> [Objective]: Give, as a bare number, the count of lines that contain the word "Prevalence".

> [Data for the task]:
■ ■ ■ ■ ■

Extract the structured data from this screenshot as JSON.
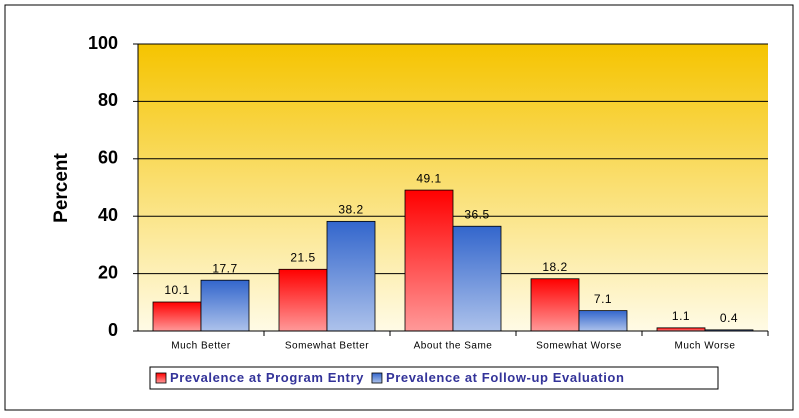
{
  "chart_data": {
    "type": "bar",
    "categories": [
      "Much Better",
      "Somewhat Better",
      "About the Same",
      "Somewhat Worse",
      "Much Worse"
    ],
    "series": [
      {
        "name": "Prevalence at Program Entry",
        "color": "#ff0000",
        "values": [
          10.1,
          21.5,
          49.1,
          18.2,
          1.1
        ]
      },
      {
        "name": "Prevalence at Follow-up Evaluation",
        "color": "#3366cc",
        "values": [
          17.7,
          38.2,
          36.5,
          7.1,
          0.4
        ]
      }
    ],
    "y_label": "Percent",
    "ylim": [
      0,
      100
    ],
    "yticks": [
      0,
      20,
      40,
      60,
      80,
      100
    ],
    "grid": true,
    "legend": "bottom"
  }
}
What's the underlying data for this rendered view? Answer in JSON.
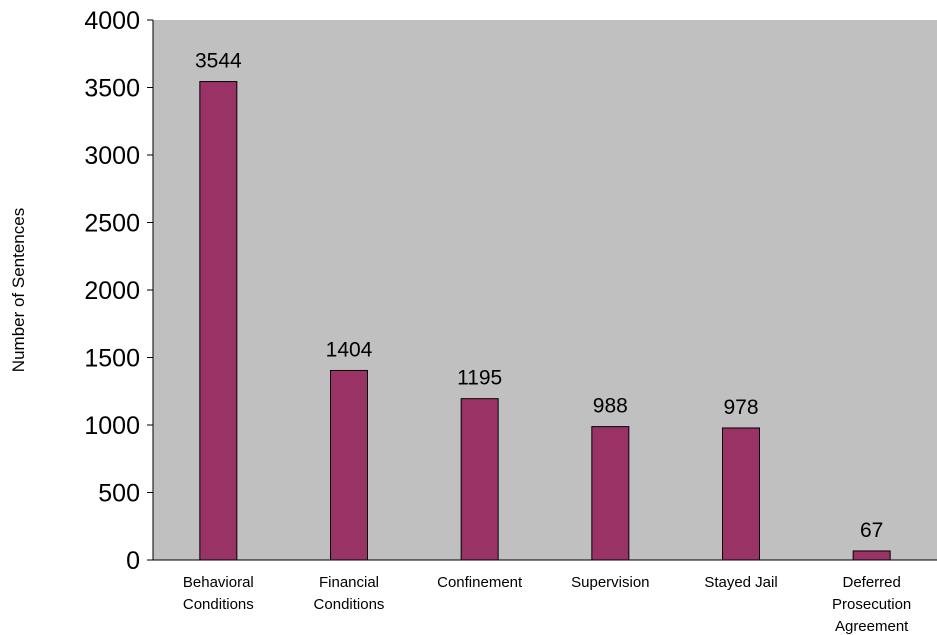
{
  "chart_data": {
    "type": "bar",
    "categories": [
      [
        "Behavioral",
        "Conditions"
      ],
      [
        "Financial",
        "Conditions"
      ],
      [
        "Confinement"
      ],
      [
        "Supervision"
      ],
      [
        "Stayed Jail"
      ],
      [
        "Deferred",
        "Prosecution",
        "Agreement"
      ]
    ],
    "values": [
      3544,
      1404,
      1195,
      988,
      978,
      67
    ],
    "ylabel": "Number of Sentences",
    "ylim": [
      0,
      4000
    ],
    "yticks": [
      0,
      500,
      1000,
      1500,
      2000,
      2500,
      3000,
      3500,
      4000
    ],
    "grid": false,
    "legend": "none",
    "colors": {
      "plot_background": "#c0c0c0",
      "bar_fill": "#993366",
      "bar_stroke": "#000000"
    }
  }
}
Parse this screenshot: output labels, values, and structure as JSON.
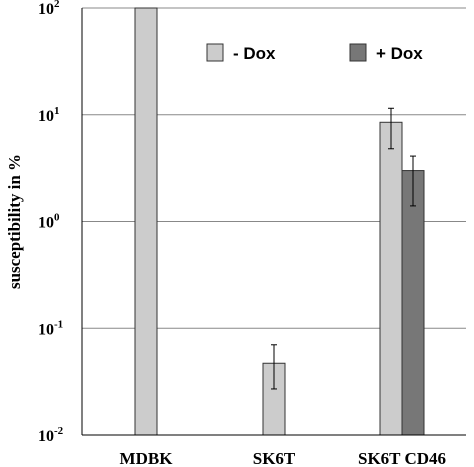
{
  "chart_data": {
    "type": "bar",
    "yscale": "log",
    "ylim": [
      0.01,
      100
    ],
    "ylabel": "susceptibility in %",
    "yticks": [
      {
        "base": "10",
        "exp": "2",
        "value": 100
      },
      {
        "base": "10",
        "exp": "1",
        "value": 10
      },
      {
        "base": "10",
        "exp": "0",
        "value": 1
      },
      {
        "base": "10",
        "exp": "-1",
        "value": 0.1
      },
      {
        "base": "10",
        "exp": "-2",
        "value": 0.01
      }
    ],
    "categories": [
      "MDBK",
      "SK6T",
      "SK6T CD46"
    ],
    "series": [
      {
        "name": "- Dox",
        "color": "#cccccc",
        "values": [
          100,
          0.047,
          8.5
        ],
        "err_low": [
          null,
          0.027,
          4.8
        ],
        "err_high": [
          null,
          0.07,
          11.5
        ]
      },
      {
        "name": "+ Dox",
        "color": "#777777",
        "values": [
          null,
          null,
          3.0
        ],
        "err_low": [
          null,
          null,
          1.4
        ],
        "err_high": [
          null,
          null,
          4.1
        ]
      }
    ],
    "grid": true,
    "legend_position": "top-right"
  }
}
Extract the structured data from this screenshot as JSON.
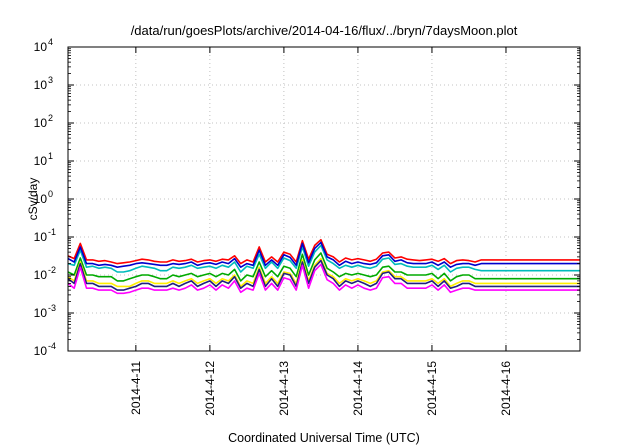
{
  "chart_data": {
    "type": "line",
    "title": "/data/run/goesPlots/archive/2014-04-16/flux/../bryn/7daysMoon.plot",
    "xlabel": "Coordinated Universal Time (UTC)",
    "ylabel": "cSv/day",
    "yscale": "log",
    "ylim": [
      0.0001,
      10000
    ],
    "xlim": [
      "2014-04-10 02:00",
      "2014-04-17 00:00"
    ],
    "grid": true,
    "y_ticks": [
      {
        "base": "10",
        "exp": "-4"
      },
      {
        "base": "10",
        "exp": "-3"
      },
      {
        "base": "10",
        "exp": "-2"
      },
      {
        "base": "10",
        "exp": "-1"
      },
      {
        "base": "10",
        "exp": "0"
      },
      {
        "base": "10",
        "exp": "1"
      },
      {
        "base": "10",
        "exp": "2"
      },
      {
        "base": "10",
        "exp": "3"
      },
      {
        "base": "10",
        "exp": "4"
      }
    ],
    "x_ticks": [
      "2014-4-11",
      "2014-4-12",
      "2014-4-13",
      "2014-4-14",
      "2014-4-15",
      "2014-4-16"
    ],
    "x_tick_values": [
      "2014-04-11 00:00",
      "2014-04-12 00:00",
      "2014-04-13 00:00",
      "2014-04-14 00:00",
      "2014-04-15 00:00",
      "2014-04-16 00:00"
    ],
    "x": [
      "2014-04-10 02:00",
      "2014-04-10 04:00",
      "2014-04-10 06:00",
      "2014-04-10 08:00",
      "2014-04-10 10:00",
      "2014-04-10 12:00",
      "2014-04-10 14:00",
      "2014-04-10 16:00",
      "2014-04-10 18:00",
      "2014-04-10 20:00",
      "2014-04-10 22:00",
      "2014-04-11 00:00",
      "2014-04-11 02:00",
      "2014-04-11 04:00",
      "2014-04-11 06:00",
      "2014-04-11 08:00",
      "2014-04-11 10:00",
      "2014-04-11 12:00",
      "2014-04-11 14:00",
      "2014-04-11 16:00",
      "2014-04-11 18:00",
      "2014-04-11 20:00",
      "2014-04-11 22:00",
      "2014-04-12 00:00",
      "2014-04-12 02:00",
      "2014-04-12 04:00",
      "2014-04-12 06:00",
      "2014-04-12 08:00",
      "2014-04-12 10:00",
      "2014-04-12 12:00",
      "2014-04-12 14:00",
      "2014-04-12 16:00",
      "2014-04-12 18:00",
      "2014-04-12 20:00",
      "2014-04-12 22:00",
      "2014-04-13 00:00",
      "2014-04-13 02:00",
      "2014-04-13 04:00",
      "2014-04-13 06:00",
      "2014-04-13 08:00",
      "2014-04-13 10:00",
      "2014-04-13 12:00",
      "2014-04-13 14:00",
      "2014-04-13 16:00",
      "2014-04-13 18:00",
      "2014-04-13 20:00",
      "2014-04-13 22:00",
      "2014-04-14 00:00",
      "2014-04-14 02:00",
      "2014-04-14 04:00",
      "2014-04-14 06:00",
      "2014-04-14 08:00",
      "2014-04-14 10:00",
      "2014-04-14 12:00",
      "2014-04-14 14:00",
      "2014-04-14 16:00",
      "2014-04-14 18:00",
      "2014-04-14 20:00",
      "2014-04-14 22:00",
      "2014-04-15 00:00",
      "2014-04-15 02:00",
      "2014-04-15 04:00",
      "2014-04-15 06:00",
      "2014-04-15 08:00",
      "2014-04-15 10:00",
      "2014-04-15 12:00",
      "2014-04-15 14:00",
      "2014-04-15 16:00",
      "2014-04-15 18:00",
      "2014-04-15 20:00",
      "2014-04-15 22:00",
      "2014-04-16 00:00",
      "2014-04-16 02:00",
      "2014-04-16 04:00",
      "2014-04-16 06:00",
      "2014-04-16 08:00",
      "2014-04-16 10:00",
      "2014-04-16 12:00",
      "2014-04-16 14:00",
      "2014-04-16 16:00",
      "2014-04-16 18:00",
      "2014-04-16 20:00",
      "2014-04-16 22:00",
      "2014-04-17 00:00"
    ],
    "series": [
      {
        "color": "#ff0000",
        "values": [
          0.032,
          0.027,
          0.068,
          0.025,
          0.025,
          0.023,
          0.024,
          0.022,
          0.02,
          0.021,
          0.022,
          0.024,
          0.026,
          0.025,
          0.023,
          0.022,
          0.022,
          0.025,
          0.023,
          0.024,
          0.026,
          0.022,
          0.024,
          0.025,
          0.023,
          0.026,
          0.025,
          0.032,
          0.02,
          0.025,
          0.022,
          0.055,
          0.022,
          0.03,
          0.022,
          0.04,
          0.035,
          0.022,
          0.08,
          0.026,
          0.06,
          0.085,
          0.035,
          0.03,
          0.022,
          0.028,
          0.025,
          0.027,
          0.025,
          0.023,
          0.026,
          0.038,
          0.04,
          0.028,
          0.03,
          0.026,
          0.025,
          0.024,
          0.025,
          0.026,
          0.023,
          0.027,
          0.02,
          0.024,
          0.025,
          0.024,
          0.022,
          0.025,
          0.025,
          0.025,
          0.025,
          0.025,
          0.025,
          0.025,
          0.025,
          0.025,
          0.025,
          0.025,
          0.025,
          0.025,
          0.025,
          0.025,
          0.025,
          0.025
        ]
      },
      {
        "color": "#00bbbb",
        "values": [
          0.02,
          0.018,
          0.045,
          0.016,
          0.017,
          0.015,
          0.016,
          0.015,
          0.012,
          0.012,
          0.013,
          0.015,
          0.017,
          0.016,
          0.015,
          0.013,
          0.013,
          0.016,
          0.015,
          0.016,
          0.018,
          0.015,
          0.016,
          0.017,
          0.015,
          0.018,
          0.016,
          0.022,
          0.012,
          0.017,
          0.015,
          0.035,
          0.015,
          0.022,
          0.015,
          0.028,
          0.024,
          0.015,
          0.055,
          0.017,
          0.04,
          0.06,
          0.025,
          0.02,
          0.015,
          0.018,
          0.016,
          0.018,
          0.016,
          0.015,
          0.017,
          0.026,
          0.028,
          0.019,
          0.02,
          0.017,
          0.016,
          0.016,
          0.016,
          0.018,
          0.014,
          0.018,
          0.012,
          0.015,
          0.016,
          0.016,
          0.014,
          0.013,
          0.013,
          0.013,
          0.013,
          0.013,
          0.013,
          0.013,
          0.013,
          0.013,
          0.013,
          0.013,
          0.013,
          0.013,
          0.013,
          0.013,
          0.013,
          0.013
        ]
      },
      {
        "color": "#0000cc",
        "values": [
          0.027,
          0.022,
          0.055,
          0.02,
          0.02,
          0.018,
          0.019,
          0.018,
          0.016,
          0.017,
          0.018,
          0.02,
          0.021,
          0.02,
          0.019,
          0.018,
          0.018,
          0.02,
          0.019,
          0.02,
          0.022,
          0.018,
          0.02,
          0.021,
          0.019,
          0.022,
          0.02,
          0.027,
          0.016,
          0.02,
          0.018,
          0.045,
          0.018,
          0.025,
          0.018,
          0.034,
          0.029,
          0.018,
          0.068,
          0.021,
          0.05,
          0.072,
          0.03,
          0.025,
          0.018,
          0.023,
          0.02,
          0.022,
          0.02,
          0.019,
          0.021,
          0.032,
          0.034,
          0.023,
          0.025,
          0.021,
          0.02,
          0.02,
          0.02,
          0.022,
          0.018,
          0.022,
          0.016,
          0.019,
          0.02,
          0.02,
          0.018,
          0.02,
          0.02,
          0.02,
          0.02,
          0.02,
          0.02,
          0.02,
          0.02,
          0.02,
          0.02,
          0.02,
          0.02,
          0.02,
          0.02,
          0.02,
          0.02,
          0.02
        ]
      },
      {
        "color": "#00aa00",
        "values": [
          0.012,
          0.01,
          0.028,
          0.01,
          0.01,
          0.009,
          0.009,
          0.009,
          0.007,
          0.007,
          0.008,
          0.009,
          0.01,
          0.01,
          0.009,
          0.008,
          0.008,
          0.01,
          0.009,
          0.01,
          0.011,
          0.009,
          0.01,
          0.011,
          0.009,
          0.011,
          0.01,
          0.014,
          0.007,
          0.01,
          0.009,
          0.022,
          0.009,
          0.013,
          0.009,
          0.017,
          0.015,
          0.009,
          0.035,
          0.01,
          0.025,
          0.038,
          0.015,
          0.012,
          0.009,
          0.011,
          0.01,
          0.011,
          0.01,
          0.009,
          0.01,
          0.016,
          0.017,
          0.012,
          0.012,
          0.01,
          0.01,
          0.01,
          0.01,
          0.011,
          0.008,
          0.011,
          0.007,
          0.009,
          0.01,
          0.01,
          0.008,
          0.008,
          0.008,
          0.008,
          0.008,
          0.008,
          0.008,
          0.008,
          0.008,
          0.008,
          0.008,
          0.008,
          0.008,
          0.008,
          0.008,
          0.008,
          0.008,
          0.008
        ]
      },
      {
        "color": "#ffee00",
        "values": [
          0.009,
          0.007,
          0.022,
          0.007,
          0.007,
          0.006,
          0.006,
          0.006,
          0.005,
          0.005,
          0.005,
          0.006,
          0.007,
          0.007,
          0.006,
          0.006,
          0.006,
          0.007,
          0.006,
          0.007,
          0.008,
          0.006,
          0.007,
          0.008,
          0.006,
          0.008,
          0.007,
          0.01,
          0.005,
          0.007,
          0.006,
          0.016,
          0.006,
          0.009,
          0.006,
          0.012,
          0.011,
          0.006,
          0.025,
          0.007,
          0.018,
          0.027,
          0.011,
          0.009,
          0.006,
          0.008,
          0.007,
          0.008,
          0.007,
          0.006,
          0.007,
          0.012,
          0.013,
          0.009,
          0.009,
          0.007,
          0.007,
          0.007,
          0.007,
          0.008,
          0.006,
          0.008,
          0.005,
          0.006,
          0.007,
          0.007,
          0.006,
          0.006,
          0.006,
          0.006,
          0.006,
          0.006,
          0.006,
          0.006,
          0.006,
          0.006,
          0.006,
          0.006,
          0.006,
          0.006,
          0.006,
          0.006,
          0.006,
          0.006
        ]
      },
      {
        "color": "#202080",
        "values": [
          0.008,
          0.006,
          0.02,
          0.006,
          0.006,
          0.005,
          0.005,
          0.005,
          0.004,
          0.004,
          0.0045,
          0.005,
          0.006,
          0.006,
          0.005,
          0.005,
          0.005,
          0.006,
          0.005,
          0.006,
          0.007,
          0.005,
          0.006,
          0.007,
          0.005,
          0.007,
          0.006,
          0.009,
          0.0045,
          0.006,
          0.005,
          0.014,
          0.005,
          0.008,
          0.005,
          0.011,
          0.01,
          0.005,
          0.022,
          0.006,
          0.016,
          0.024,
          0.01,
          0.008,
          0.005,
          0.007,
          0.006,
          0.007,
          0.006,
          0.005,
          0.006,
          0.011,
          0.012,
          0.008,
          0.008,
          0.006,
          0.006,
          0.006,
          0.006,
          0.007,
          0.005,
          0.007,
          0.0045,
          0.005,
          0.006,
          0.006,
          0.005,
          0.005,
          0.005,
          0.005,
          0.005,
          0.005,
          0.005,
          0.005,
          0.005,
          0.005,
          0.005,
          0.005,
          0.005,
          0.005,
          0.005,
          0.005,
          0.005,
          0.005
        ]
      },
      {
        "color": "#ff00ff",
        "values": [
          0.006,
          0.0045,
          0.016,
          0.0045,
          0.0045,
          0.004,
          0.004,
          0.004,
          0.0033,
          0.0033,
          0.0035,
          0.004,
          0.0045,
          0.0045,
          0.004,
          0.004,
          0.004,
          0.0045,
          0.004,
          0.0045,
          0.0055,
          0.004,
          0.0045,
          0.0055,
          0.004,
          0.0055,
          0.0045,
          0.007,
          0.0035,
          0.0045,
          0.004,
          0.011,
          0.004,
          0.006,
          0.004,
          0.0085,
          0.0075,
          0.004,
          0.018,
          0.0045,
          0.013,
          0.019,
          0.0075,
          0.006,
          0.004,
          0.0055,
          0.0045,
          0.0055,
          0.0045,
          0.004,
          0.0045,
          0.0085,
          0.009,
          0.006,
          0.006,
          0.0045,
          0.0045,
          0.0045,
          0.0045,
          0.0055,
          0.004,
          0.0055,
          0.0035,
          0.004,
          0.0045,
          0.0045,
          0.004,
          0.004,
          0.004,
          0.004,
          0.004,
          0.004,
          0.004,
          0.004,
          0.004,
          0.004,
          0.004,
          0.004,
          0.004,
          0.004,
          0.004,
          0.004,
          0.004,
          0.004
        ]
      }
    ]
  }
}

■ ■ ■ ■ ■

> [Finished answer]: 2